● Requirement: Copy every line of the records below that holds the word "type".

Information provided start

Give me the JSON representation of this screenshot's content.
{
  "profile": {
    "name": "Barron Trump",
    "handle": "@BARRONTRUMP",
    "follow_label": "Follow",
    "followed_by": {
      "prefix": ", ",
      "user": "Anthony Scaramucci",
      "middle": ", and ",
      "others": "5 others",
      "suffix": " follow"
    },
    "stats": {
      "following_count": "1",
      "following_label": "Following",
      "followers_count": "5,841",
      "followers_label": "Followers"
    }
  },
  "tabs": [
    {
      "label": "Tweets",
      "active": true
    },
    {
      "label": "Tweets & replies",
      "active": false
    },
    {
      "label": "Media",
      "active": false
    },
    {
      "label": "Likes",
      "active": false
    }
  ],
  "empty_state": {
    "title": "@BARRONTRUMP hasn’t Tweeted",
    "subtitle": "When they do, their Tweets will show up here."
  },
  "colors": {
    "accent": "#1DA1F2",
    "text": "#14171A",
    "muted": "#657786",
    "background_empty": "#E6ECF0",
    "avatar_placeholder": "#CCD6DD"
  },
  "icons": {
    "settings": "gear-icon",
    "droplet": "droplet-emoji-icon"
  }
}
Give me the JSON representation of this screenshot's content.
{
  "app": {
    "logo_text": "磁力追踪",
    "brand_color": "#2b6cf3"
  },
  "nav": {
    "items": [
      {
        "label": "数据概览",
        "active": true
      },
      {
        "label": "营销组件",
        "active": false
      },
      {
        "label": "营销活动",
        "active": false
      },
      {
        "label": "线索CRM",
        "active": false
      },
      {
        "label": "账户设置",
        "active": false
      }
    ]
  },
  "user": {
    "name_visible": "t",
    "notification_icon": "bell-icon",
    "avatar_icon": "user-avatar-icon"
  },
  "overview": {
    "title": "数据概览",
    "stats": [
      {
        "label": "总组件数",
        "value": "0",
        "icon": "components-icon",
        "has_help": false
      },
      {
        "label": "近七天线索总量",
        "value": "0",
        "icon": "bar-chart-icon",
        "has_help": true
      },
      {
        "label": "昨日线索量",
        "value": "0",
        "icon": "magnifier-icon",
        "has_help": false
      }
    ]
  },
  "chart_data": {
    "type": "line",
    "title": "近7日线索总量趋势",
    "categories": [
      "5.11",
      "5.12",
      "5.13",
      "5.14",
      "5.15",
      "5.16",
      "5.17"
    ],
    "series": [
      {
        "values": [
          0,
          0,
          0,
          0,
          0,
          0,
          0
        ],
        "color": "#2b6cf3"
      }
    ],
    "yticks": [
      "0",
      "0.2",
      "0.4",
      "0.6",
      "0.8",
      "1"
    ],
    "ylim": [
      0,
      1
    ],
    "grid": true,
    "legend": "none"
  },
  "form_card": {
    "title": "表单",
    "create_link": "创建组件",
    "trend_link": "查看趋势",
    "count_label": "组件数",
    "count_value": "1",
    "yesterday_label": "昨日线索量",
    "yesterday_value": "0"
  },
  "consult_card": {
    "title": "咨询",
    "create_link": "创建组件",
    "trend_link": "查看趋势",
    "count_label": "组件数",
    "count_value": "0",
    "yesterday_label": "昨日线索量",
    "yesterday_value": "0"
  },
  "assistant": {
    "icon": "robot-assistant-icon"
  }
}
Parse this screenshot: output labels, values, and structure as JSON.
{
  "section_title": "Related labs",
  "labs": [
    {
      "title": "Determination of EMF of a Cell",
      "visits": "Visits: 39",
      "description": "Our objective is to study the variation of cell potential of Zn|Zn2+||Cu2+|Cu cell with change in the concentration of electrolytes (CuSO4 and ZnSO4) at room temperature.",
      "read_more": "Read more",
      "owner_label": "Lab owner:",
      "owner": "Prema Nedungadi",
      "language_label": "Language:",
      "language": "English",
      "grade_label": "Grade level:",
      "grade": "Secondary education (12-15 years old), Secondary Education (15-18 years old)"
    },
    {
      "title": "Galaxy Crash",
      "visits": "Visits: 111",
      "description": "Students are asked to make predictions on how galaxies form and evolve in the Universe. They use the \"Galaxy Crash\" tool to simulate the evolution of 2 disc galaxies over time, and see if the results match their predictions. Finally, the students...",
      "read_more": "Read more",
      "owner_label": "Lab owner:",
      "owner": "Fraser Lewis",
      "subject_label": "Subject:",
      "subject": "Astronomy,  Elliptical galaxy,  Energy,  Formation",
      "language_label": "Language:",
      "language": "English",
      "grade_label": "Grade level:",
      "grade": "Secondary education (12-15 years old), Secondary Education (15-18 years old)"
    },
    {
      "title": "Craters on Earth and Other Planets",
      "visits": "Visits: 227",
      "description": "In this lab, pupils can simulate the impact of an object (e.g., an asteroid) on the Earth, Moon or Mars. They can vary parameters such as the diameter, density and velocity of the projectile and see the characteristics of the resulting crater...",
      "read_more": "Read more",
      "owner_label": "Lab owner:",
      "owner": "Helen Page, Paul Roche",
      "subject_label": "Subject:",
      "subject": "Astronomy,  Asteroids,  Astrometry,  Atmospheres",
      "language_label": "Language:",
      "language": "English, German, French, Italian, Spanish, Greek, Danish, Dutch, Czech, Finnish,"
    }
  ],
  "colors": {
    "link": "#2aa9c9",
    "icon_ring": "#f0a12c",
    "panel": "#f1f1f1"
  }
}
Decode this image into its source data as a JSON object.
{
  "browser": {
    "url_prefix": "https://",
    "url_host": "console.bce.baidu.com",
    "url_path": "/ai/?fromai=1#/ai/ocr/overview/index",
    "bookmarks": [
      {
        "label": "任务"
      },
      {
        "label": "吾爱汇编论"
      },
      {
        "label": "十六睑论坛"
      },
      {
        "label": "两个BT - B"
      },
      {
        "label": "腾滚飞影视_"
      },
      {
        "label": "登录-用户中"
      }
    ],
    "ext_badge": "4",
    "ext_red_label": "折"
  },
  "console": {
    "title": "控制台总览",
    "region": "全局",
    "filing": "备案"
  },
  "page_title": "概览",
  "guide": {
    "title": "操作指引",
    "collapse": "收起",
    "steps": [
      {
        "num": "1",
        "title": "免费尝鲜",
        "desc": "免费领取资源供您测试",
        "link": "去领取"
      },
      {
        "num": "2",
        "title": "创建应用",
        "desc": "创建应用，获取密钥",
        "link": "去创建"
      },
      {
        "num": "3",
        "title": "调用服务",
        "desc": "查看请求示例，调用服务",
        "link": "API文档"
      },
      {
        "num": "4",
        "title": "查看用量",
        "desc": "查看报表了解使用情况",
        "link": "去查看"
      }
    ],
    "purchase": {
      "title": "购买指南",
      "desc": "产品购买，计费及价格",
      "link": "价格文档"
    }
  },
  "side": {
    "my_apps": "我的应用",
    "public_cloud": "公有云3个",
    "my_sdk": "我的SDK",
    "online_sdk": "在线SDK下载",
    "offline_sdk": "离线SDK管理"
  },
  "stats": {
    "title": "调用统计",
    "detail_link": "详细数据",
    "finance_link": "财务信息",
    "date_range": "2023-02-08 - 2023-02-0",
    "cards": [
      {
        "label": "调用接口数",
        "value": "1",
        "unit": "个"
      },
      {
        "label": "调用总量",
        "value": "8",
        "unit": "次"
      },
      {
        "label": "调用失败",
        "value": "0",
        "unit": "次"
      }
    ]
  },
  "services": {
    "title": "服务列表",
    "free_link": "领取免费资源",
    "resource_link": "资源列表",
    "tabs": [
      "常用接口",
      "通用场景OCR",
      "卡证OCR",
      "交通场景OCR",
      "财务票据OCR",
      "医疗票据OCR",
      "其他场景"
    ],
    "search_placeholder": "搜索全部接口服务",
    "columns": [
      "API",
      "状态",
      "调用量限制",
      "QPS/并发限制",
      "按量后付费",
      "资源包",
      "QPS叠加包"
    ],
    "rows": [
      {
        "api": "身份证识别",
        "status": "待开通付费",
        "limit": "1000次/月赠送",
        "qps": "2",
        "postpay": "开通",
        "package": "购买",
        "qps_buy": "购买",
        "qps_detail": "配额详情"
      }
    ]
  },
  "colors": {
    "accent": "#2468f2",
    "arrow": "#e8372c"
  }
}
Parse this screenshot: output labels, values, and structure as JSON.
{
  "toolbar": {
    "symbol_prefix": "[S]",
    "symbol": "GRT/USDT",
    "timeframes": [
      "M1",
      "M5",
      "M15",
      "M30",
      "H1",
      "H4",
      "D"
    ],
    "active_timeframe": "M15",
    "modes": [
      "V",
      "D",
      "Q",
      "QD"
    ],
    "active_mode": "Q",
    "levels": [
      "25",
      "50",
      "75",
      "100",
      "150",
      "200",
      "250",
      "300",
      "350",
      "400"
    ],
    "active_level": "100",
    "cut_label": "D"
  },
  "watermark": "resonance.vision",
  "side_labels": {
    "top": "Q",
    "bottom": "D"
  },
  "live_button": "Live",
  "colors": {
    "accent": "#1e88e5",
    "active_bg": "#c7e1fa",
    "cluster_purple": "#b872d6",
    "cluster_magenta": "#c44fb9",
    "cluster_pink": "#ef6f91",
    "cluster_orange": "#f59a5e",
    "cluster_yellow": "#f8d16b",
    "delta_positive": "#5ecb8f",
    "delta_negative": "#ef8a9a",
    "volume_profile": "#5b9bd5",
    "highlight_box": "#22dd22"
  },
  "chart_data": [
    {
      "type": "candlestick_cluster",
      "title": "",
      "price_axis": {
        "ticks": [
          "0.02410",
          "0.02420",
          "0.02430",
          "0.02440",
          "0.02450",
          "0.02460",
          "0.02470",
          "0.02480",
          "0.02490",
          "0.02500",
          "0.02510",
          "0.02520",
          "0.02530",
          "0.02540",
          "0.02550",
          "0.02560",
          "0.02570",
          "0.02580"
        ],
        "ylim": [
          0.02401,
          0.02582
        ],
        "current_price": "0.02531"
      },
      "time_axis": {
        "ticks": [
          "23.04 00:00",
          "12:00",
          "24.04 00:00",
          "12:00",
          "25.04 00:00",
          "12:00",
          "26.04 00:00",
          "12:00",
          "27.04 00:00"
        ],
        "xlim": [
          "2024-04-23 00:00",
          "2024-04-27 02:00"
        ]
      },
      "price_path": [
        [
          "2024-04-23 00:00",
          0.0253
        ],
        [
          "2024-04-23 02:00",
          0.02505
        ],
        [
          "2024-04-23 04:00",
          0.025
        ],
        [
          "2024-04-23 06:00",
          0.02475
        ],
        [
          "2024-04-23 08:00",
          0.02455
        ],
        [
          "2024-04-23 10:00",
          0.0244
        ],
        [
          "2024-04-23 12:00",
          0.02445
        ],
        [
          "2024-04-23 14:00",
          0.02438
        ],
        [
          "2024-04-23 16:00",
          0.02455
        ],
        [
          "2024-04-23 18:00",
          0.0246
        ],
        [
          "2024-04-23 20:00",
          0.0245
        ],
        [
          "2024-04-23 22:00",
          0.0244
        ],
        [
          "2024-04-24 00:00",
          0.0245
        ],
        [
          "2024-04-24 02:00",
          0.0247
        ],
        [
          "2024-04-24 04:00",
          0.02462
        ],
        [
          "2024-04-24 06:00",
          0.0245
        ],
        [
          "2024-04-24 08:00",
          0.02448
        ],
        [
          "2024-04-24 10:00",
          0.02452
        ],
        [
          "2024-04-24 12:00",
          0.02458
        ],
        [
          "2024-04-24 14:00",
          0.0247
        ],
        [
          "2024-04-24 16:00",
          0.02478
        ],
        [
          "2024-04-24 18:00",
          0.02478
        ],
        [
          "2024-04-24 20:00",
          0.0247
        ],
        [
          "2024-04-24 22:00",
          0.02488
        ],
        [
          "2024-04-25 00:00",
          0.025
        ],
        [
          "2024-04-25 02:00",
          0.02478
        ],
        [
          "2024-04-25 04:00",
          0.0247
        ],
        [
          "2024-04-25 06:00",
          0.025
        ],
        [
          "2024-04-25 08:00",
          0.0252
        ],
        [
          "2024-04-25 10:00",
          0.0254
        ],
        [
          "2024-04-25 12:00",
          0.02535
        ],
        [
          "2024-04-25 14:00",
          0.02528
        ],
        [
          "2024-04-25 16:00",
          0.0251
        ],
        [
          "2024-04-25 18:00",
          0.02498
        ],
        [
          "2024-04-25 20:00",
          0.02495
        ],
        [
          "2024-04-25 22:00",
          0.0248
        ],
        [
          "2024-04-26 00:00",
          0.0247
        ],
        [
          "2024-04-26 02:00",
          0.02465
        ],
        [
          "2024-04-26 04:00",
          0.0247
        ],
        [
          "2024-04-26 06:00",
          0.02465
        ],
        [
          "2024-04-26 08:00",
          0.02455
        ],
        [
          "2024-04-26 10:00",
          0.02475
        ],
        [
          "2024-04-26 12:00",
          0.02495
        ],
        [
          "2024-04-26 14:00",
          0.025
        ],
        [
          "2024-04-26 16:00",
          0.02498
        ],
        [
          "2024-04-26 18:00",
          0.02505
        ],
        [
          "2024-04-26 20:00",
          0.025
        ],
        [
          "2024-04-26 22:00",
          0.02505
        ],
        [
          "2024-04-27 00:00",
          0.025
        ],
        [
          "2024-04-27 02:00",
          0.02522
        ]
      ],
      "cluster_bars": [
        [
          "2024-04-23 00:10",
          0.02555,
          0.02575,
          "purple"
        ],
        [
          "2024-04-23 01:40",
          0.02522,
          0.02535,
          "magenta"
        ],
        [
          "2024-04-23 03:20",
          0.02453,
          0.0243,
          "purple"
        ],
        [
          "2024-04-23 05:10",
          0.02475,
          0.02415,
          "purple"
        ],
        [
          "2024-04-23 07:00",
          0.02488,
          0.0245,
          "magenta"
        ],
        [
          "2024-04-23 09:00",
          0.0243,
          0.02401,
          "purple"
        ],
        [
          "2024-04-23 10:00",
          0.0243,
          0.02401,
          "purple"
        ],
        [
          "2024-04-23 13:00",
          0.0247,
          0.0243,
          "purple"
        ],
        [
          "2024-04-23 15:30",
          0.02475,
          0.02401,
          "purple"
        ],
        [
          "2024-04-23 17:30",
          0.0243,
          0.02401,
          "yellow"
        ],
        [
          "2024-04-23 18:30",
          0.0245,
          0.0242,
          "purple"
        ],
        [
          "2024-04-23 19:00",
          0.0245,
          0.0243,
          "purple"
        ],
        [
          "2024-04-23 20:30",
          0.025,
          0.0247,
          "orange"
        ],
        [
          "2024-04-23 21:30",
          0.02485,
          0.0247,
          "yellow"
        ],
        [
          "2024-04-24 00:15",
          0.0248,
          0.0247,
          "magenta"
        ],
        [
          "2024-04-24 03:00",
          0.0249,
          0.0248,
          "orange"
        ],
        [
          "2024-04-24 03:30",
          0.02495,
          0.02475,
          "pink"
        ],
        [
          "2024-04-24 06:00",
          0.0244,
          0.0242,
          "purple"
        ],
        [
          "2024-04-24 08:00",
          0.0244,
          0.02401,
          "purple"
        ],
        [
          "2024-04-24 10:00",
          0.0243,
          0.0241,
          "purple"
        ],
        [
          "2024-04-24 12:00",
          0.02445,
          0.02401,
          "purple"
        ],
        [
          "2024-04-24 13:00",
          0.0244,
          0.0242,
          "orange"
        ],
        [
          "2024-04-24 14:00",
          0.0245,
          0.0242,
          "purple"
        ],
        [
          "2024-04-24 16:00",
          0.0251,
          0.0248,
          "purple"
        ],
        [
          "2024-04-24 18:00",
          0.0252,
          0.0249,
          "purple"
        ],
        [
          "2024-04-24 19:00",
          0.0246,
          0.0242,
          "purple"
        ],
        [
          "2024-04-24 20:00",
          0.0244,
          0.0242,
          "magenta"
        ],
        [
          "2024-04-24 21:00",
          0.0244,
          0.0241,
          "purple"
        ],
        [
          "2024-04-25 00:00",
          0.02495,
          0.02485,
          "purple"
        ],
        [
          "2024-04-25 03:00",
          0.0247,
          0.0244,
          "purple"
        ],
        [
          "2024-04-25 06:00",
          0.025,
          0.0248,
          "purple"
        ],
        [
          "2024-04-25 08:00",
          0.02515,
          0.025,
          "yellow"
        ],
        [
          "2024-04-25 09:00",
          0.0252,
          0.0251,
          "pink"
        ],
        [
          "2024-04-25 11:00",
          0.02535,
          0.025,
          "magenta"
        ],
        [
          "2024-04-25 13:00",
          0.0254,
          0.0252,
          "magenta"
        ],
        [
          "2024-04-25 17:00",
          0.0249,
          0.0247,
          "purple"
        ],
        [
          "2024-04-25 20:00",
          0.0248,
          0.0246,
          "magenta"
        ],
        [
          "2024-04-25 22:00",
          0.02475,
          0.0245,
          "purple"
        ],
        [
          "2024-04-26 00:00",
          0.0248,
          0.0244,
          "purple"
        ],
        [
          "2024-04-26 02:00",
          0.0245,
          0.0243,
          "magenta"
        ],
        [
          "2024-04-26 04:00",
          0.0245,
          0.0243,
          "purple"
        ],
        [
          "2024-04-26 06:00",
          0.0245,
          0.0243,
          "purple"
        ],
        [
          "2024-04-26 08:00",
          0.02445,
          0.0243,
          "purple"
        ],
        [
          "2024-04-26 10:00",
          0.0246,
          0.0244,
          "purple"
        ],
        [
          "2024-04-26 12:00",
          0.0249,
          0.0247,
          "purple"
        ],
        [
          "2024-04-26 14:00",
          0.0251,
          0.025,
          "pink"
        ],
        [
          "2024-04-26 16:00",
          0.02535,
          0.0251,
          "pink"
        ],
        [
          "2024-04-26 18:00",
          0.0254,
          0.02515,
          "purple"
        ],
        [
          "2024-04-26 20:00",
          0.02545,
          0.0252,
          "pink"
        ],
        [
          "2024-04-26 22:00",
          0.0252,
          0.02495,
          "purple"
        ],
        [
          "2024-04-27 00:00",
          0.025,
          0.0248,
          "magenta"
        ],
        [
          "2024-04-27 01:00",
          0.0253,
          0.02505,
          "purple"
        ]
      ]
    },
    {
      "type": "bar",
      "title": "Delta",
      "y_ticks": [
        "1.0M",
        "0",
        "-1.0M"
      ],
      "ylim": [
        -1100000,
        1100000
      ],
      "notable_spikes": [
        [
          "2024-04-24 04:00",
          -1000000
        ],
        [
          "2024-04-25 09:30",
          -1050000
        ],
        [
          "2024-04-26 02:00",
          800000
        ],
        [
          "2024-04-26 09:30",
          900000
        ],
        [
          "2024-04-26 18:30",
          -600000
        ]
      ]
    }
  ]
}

Information provided end

● Result of the task:
    "type": "line",
      "type": "candlestick_cluster",
      "type": "bar",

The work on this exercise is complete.